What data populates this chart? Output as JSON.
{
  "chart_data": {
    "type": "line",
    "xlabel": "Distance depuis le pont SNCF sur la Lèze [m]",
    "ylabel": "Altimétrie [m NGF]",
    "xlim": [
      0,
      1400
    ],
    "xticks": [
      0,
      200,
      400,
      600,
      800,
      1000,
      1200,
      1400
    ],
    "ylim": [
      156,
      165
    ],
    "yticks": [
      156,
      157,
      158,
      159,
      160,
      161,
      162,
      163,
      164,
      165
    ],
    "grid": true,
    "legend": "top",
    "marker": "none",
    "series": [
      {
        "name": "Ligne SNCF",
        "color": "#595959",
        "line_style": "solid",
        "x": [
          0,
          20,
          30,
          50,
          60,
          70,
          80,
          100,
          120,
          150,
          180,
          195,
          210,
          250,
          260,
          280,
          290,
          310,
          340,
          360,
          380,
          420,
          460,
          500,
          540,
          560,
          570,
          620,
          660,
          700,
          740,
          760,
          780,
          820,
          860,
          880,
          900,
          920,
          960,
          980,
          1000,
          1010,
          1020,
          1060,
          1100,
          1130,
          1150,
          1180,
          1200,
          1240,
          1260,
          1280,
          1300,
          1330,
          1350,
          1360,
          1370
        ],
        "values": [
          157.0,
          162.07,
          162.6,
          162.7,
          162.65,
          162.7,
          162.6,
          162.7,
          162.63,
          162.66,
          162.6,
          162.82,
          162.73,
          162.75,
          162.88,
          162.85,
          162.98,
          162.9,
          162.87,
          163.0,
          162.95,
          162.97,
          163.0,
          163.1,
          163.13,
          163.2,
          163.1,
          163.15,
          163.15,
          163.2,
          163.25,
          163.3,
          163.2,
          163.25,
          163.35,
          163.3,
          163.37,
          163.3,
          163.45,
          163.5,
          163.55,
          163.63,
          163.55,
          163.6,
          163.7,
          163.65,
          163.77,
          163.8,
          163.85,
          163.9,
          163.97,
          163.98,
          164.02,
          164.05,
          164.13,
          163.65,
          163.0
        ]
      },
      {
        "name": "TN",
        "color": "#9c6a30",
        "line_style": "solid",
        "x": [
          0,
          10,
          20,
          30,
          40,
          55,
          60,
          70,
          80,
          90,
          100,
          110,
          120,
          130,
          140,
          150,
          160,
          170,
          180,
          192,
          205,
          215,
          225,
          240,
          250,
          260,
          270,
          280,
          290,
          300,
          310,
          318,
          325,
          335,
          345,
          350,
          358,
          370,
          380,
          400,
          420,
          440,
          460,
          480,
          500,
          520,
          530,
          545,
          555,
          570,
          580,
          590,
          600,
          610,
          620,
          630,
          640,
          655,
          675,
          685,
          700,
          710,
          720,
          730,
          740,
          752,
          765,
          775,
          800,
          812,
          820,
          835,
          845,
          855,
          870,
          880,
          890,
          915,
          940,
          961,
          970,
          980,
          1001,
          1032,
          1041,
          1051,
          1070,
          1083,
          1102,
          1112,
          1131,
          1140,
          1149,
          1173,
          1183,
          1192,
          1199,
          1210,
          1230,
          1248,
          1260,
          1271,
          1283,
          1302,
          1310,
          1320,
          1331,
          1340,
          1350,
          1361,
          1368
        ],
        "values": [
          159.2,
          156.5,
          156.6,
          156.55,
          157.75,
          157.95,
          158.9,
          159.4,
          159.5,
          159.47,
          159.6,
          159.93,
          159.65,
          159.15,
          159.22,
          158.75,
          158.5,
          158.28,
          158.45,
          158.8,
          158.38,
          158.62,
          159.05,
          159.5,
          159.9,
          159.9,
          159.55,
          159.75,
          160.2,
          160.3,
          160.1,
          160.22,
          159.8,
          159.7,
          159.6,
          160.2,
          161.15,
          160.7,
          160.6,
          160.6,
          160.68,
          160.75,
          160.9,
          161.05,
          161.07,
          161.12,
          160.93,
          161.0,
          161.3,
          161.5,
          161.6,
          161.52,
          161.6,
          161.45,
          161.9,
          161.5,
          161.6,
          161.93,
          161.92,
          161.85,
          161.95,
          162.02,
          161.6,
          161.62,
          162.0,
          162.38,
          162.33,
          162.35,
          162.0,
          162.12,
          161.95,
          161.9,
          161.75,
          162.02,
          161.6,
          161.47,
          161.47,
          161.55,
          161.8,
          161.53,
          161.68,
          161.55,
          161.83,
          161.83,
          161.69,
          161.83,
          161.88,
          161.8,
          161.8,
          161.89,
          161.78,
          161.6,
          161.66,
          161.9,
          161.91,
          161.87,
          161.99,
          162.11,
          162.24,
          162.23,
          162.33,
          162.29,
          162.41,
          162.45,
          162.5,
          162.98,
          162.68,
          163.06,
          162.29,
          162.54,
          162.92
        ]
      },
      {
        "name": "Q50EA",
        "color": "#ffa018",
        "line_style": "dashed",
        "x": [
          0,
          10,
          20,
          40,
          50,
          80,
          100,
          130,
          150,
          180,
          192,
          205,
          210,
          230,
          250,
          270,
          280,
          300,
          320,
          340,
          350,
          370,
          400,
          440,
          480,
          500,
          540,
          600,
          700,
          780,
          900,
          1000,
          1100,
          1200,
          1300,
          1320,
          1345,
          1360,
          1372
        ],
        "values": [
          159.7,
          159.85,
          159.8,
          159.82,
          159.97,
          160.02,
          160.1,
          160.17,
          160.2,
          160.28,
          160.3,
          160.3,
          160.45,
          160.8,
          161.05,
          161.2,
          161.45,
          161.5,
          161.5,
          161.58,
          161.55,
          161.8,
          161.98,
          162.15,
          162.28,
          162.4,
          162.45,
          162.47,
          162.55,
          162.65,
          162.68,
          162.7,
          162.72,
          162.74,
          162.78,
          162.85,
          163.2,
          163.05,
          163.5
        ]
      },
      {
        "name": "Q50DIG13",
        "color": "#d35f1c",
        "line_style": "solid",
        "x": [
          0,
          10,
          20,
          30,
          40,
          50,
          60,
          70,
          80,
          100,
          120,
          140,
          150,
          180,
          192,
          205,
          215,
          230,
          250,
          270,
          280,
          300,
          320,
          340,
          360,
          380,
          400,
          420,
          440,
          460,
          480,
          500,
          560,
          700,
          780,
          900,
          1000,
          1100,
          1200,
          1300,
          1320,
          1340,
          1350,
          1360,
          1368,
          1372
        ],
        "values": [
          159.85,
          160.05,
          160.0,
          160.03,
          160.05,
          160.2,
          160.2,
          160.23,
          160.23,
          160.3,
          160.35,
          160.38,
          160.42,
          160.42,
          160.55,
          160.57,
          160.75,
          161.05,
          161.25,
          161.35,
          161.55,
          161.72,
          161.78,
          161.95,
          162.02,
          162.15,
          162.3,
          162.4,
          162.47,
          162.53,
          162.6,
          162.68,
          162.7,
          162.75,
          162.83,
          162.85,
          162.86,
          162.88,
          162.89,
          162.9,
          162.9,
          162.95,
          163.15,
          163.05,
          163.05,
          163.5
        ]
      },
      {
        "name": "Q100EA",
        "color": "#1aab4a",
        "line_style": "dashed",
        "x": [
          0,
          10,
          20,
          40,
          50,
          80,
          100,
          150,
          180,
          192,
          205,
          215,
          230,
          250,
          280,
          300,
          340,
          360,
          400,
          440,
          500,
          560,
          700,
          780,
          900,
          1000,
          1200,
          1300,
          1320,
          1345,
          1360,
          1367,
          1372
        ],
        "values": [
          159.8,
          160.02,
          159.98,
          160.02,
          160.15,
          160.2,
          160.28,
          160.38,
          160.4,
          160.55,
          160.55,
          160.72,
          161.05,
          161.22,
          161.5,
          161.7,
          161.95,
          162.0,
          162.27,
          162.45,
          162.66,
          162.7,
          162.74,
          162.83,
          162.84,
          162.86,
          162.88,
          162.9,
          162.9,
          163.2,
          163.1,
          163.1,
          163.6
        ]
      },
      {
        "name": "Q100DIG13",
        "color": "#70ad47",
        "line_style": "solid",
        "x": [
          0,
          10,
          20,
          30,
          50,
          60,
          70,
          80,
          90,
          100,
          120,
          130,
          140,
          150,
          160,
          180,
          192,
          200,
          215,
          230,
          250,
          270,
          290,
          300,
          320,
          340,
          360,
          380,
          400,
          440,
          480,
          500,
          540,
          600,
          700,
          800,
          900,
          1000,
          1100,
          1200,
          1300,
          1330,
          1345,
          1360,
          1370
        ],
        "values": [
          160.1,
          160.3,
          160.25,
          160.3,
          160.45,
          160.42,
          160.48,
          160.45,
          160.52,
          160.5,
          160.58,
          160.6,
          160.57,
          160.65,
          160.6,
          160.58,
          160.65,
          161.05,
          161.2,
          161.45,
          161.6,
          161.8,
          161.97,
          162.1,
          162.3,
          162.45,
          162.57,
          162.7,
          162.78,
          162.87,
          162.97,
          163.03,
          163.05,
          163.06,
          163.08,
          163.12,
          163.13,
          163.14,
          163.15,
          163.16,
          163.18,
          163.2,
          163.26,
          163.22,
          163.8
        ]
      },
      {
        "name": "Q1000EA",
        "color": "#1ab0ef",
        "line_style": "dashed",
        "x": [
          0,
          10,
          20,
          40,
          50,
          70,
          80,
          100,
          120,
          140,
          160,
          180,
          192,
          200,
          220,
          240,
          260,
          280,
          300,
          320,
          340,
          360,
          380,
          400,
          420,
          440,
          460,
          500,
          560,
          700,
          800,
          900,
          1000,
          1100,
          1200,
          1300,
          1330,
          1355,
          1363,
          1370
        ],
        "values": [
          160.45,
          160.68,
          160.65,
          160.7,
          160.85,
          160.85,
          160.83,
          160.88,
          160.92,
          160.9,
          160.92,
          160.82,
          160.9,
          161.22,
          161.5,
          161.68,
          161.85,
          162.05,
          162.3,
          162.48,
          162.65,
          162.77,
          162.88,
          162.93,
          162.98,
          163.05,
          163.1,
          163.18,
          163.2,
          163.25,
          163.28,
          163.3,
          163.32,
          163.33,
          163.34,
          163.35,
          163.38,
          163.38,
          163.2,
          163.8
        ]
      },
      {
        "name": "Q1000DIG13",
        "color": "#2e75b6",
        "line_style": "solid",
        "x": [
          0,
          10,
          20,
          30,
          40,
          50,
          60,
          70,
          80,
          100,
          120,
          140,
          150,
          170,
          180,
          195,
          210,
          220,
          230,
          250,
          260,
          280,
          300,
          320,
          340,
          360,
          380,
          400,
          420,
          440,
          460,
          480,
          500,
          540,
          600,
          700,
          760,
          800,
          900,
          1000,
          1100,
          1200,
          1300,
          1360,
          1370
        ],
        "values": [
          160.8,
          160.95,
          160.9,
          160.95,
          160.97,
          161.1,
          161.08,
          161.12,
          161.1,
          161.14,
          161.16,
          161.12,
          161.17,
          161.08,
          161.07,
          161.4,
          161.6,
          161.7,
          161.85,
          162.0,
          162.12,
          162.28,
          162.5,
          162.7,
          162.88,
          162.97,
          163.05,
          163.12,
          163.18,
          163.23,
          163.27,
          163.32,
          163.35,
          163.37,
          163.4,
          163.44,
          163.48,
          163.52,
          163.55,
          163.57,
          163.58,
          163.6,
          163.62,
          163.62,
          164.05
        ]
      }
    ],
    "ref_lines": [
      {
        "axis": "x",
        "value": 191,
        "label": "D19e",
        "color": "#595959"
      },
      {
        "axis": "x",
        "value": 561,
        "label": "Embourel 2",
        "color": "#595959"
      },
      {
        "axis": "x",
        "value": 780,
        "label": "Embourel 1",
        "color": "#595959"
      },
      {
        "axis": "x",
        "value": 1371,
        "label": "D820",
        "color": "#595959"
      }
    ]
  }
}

-- Directions --
Only lines holding the string "name" are wanted; gather each one from the entries above.

-- The answer --
        "name": "Ligne SNCF",
        "name": "TN",
        "name": "Q50EA",
        "name": "Q50DIG13",
        "name": "Q100EA",
        "name": "Q100DIG13",
        "name": "Q1000EA",
        "name": "Q1000DIG13",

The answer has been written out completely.